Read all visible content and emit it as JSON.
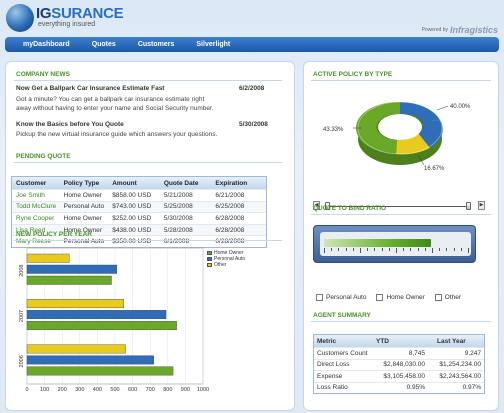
{
  "header": {
    "logo_ig": "IG",
    "logo_rest": "SURANCE",
    "tagline": "everything insured",
    "powered_by": "Powered by",
    "powered_brand": "Infragistics"
  },
  "nav": {
    "items": [
      "myDashboard",
      "Quotes",
      "Customers",
      "Silverlight"
    ]
  },
  "company_news": {
    "title": "COMPANY NEWS",
    "items": [
      {
        "title": "Now Get a Ballpark Car Insurance Estimate Fast",
        "date": "6/2/2008",
        "line1": "Got a minute? You can get a ballpark car insurance estimate right",
        "line2": "away without having to enter your name and Social Security number."
      },
      {
        "title": "Know the Basics before You Quote",
        "date": "5/30/2008",
        "line1": "Pickup the new virtual insurance guide which answers your questions."
      }
    ]
  },
  "pending_quote": {
    "title": "PENDING QUOTE",
    "columns": [
      "Customer",
      "Policy Type",
      "Amount",
      "Quote Date",
      "Expiration"
    ],
    "rows": [
      [
        "Joe Smith",
        "Home Owner",
        "$858.00 USD",
        "5/21/2008",
        "6/21/2008"
      ],
      [
        "Todd McClure",
        "Personal Auto",
        "$743.00 USD",
        "5/25/2008",
        "6/25/2008"
      ],
      [
        "Ryne Cooper",
        "Home Owner",
        "$252.00 USD",
        "5/30/2008",
        "6/28/2008"
      ],
      [
        "Lisa Reed",
        "Home Owner",
        "$438.00 USD",
        "5/28/2008",
        "6/28/2008"
      ],
      [
        "Mary Reese",
        "Personal Auto",
        "$350.00 USD",
        "6/1/2008",
        "6/28/2008"
      ]
    ]
  },
  "new_policy": {
    "title": "NEW POLICY PER YEAR",
    "legend": [
      "Home Owner",
      "Personal Auto",
      "Other"
    ]
  },
  "active_policy": {
    "title": "ACTIVE POLICY BY TYPE",
    "labels": [
      "40.00%",
      "43.33%",
      "16.67%"
    ]
  },
  "quote_ratio": {
    "title": "QUOTE TO BIND RATIO",
    "checkboxes": [
      "Personal Auto",
      "Home Owner",
      "Other"
    ]
  },
  "agent_summary": {
    "title": "AGENT SUMMARY",
    "columns": [
      "Metric",
      "YTD",
      "Last Year"
    ],
    "rows": [
      [
        "Customers Count",
        "8,745",
        "9,247"
      ],
      [
        "Direct Loss",
        "$2,848,030.00",
        "$1,254,234.00"
      ],
      [
        "Expense",
        "$3,105,458.00",
        "$2,243,564.00"
      ],
      [
        "Loss Ratio",
        "0.95%",
        "0.97%"
      ]
    ]
  },
  "colors": {
    "home_owner": "#6aa829",
    "personal_auto": "#2f6db8",
    "other": "#e8cb1e",
    "section_title": "#4a8f2a"
  },
  "chart_data": [
    {
      "type": "bar",
      "orientation": "horizontal",
      "title": "NEW POLICY PER YEAR",
      "categories": [
        "2008",
        "2007",
        "2006"
      ],
      "series": [
        {
          "name": "Home Owner",
          "values": [
            480,
            850,
            830
          ]
        },
        {
          "name": "Personal Auto",
          "values": [
            510,
            790,
            720
          ]
        },
        {
          "name": "Other",
          "values": [
            240,
            550,
            560
          ]
        }
      ],
      "xlim": [
        0,
        1000
      ],
      "xticks": [
        0,
        100,
        200,
        300,
        400,
        500,
        600,
        700,
        800,
        900,
        1000
      ],
      "legend_position": "top-right",
      "grid": true
    },
    {
      "type": "pie",
      "title": "ACTIVE POLICY BY TYPE",
      "style": "3d-doughnut",
      "slices": [
        {
          "name": "Personal Auto",
          "value": 40.0
        },
        {
          "name": "Home Owner",
          "value": 43.33
        },
        {
          "name": "Other",
          "value": 16.67
        }
      ]
    },
    {
      "type": "bar",
      "title": "QUOTE TO BIND RATIO",
      "style": "linear-gauge",
      "value": 0.74,
      "range": [
        0,
        1
      ]
    }
  ]
}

******************************

Give the data again exactly as written, with all pictures left out.

Read all visible content and emit it as JSON.
{
  "header": {
    "logo_ig": "IG",
    "logo_rest": "SURANCE",
    "tagline": "everything insured",
    "powered_by": "Powered by",
    "powered_brand": "Infragistics"
  },
  "nav": {
    "items": [
      "myDashboard",
      "Quotes",
      "Customers",
      "Silverlight"
    ]
  },
  "company_news": {
    "title": "COMPANY NEWS",
    "items": [
      {
        "title": "Now Get a Ballpark Car Insurance Estimate Fast",
        "date": "6/2/2008",
        "line1": "Got a minute? You can get a ballpark car insurance estimate right",
        "line2": "away without having to enter your name and Social Security number."
      },
      {
        "title": "Know the Basics before You Quote",
        "date": "5/30/2008",
        "line1": "Pickup the new virtual insurance guide which answers your questions."
      }
    ]
  },
  "pending_quote": {
    "title": "PENDING QUOTE",
    "columns": [
      "Customer",
      "Policy Type",
      "Amount",
      "Quote Date",
      "Expiration"
    ],
    "rows": [
      [
        "Joe Smith",
        "Home Owner",
        "$858.00 USD",
        "5/21/2008",
        "6/21/2008"
      ],
      [
        "Todd McClure",
        "Personal Auto",
        "$743.00 USD",
        "5/25/2008",
        "6/25/2008"
      ],
      [
        "Ryne Cooper",
        "Home Owner",
        "$252.00 USD",
        "5/30/2008",
        "6/28/2008"
      ],
      [
        "Lisa Reed",
        "Home Owner",
        "$438.00 USD",
        "5/28/2008",
        "6/28/2008"
      ],
      [
        "Mary Reese",
        "Personal Auto",
        "$350.00 USD",
        "6/1/2008",
        "6/28/2008"
      ]
    ]
  },
  "new_policy": {
    "title": "NEW POLICY PER YEAR",
    "legend": [
      "Home Owner",
      "Personal Auto",
      "Other"
    ]
  },
  "active_policy": {
    "title": "ACTIVE POLICY BY TYPE",
    "labels": [
      "40.00%",
      "43.33%",
      "16.67%"
    ]
  },
  "quote_ratio": {
    "title": "QUOTE TO BIND RATIO",
    "checkboxes": [
      "Personal Auto",
      "Home Owner",
      "Other"
    ]
  },
  "agent_summary": {
    "title": "AGENT SUMMARY",
    "columns": [
      "Metric",
      "YTD",
      "Last Year"
    ],
    "rows": [
      [
        "Customers Count",
        "8,745",
        "9,247"
      ],
      [
        "Direct Loss",
        "$2,848,030.00",
        "$1,254,234.00"
      ],
      [
        "Expense",
        "$3,105,458.00",
        "$2,243,564.00"
      ],
      [
        "Loss Ratio",
        "0.95%",
        "0.97%"
      ]
    ]
  },
  "colors": {
    "home_owner": "#6aa829",
    "personal_auto": "#2f6db8",
    "other": "#e8cb1e",
    "section_title": "#4a8f2a"
  },
  "chart_data": [
    {
      "type": "bar",
      "orientation": "horizontal",
      "title": "NEW POLICY PER YEAR",
      "categories": [
        "2008",
        "2007",
        "2006"
      ],
      "series": [
        {
          "name": "Home Owner",
          "values": [
            480,
            850,
            830
          ]
        },
        {
          "name": "Personal Auto",
          "values": [
            510,
            790,
            720
          ]
        },
        {
          "name": "Other",
          "values": [
            240,
            550,
            560
          ]
        }
      ],
      "xlim": [
        0,
        1000
      ],
      "xticks": [
        0,
        100,
        200,
        300,
        400,
        500,
        600,
        700,
        800,
        900,
        1000
      ],
      "legend_position": "top-right",
      "grid": true
    },
    {
      "type": "pie",
      "title": "ACTIVE POLICY BY TYPE",
      "style": "3d-doughnut",
      "slices": [
        {
          "name": "Personal Auto",
          "value": 40.0
        },
        {
          "name": "Home Owner",
          "value": 43.33
        },
        {
          "name": "Other",
          "value": 16.67
        }
      ]
    },
    {
      "type": "bar",
      "title": "QUOTE TO BIND RATIO",
      "style": "linear-gauge",
      "value": 0.74,
      "range": [
        0,
        1
      ]
    }
  ]
}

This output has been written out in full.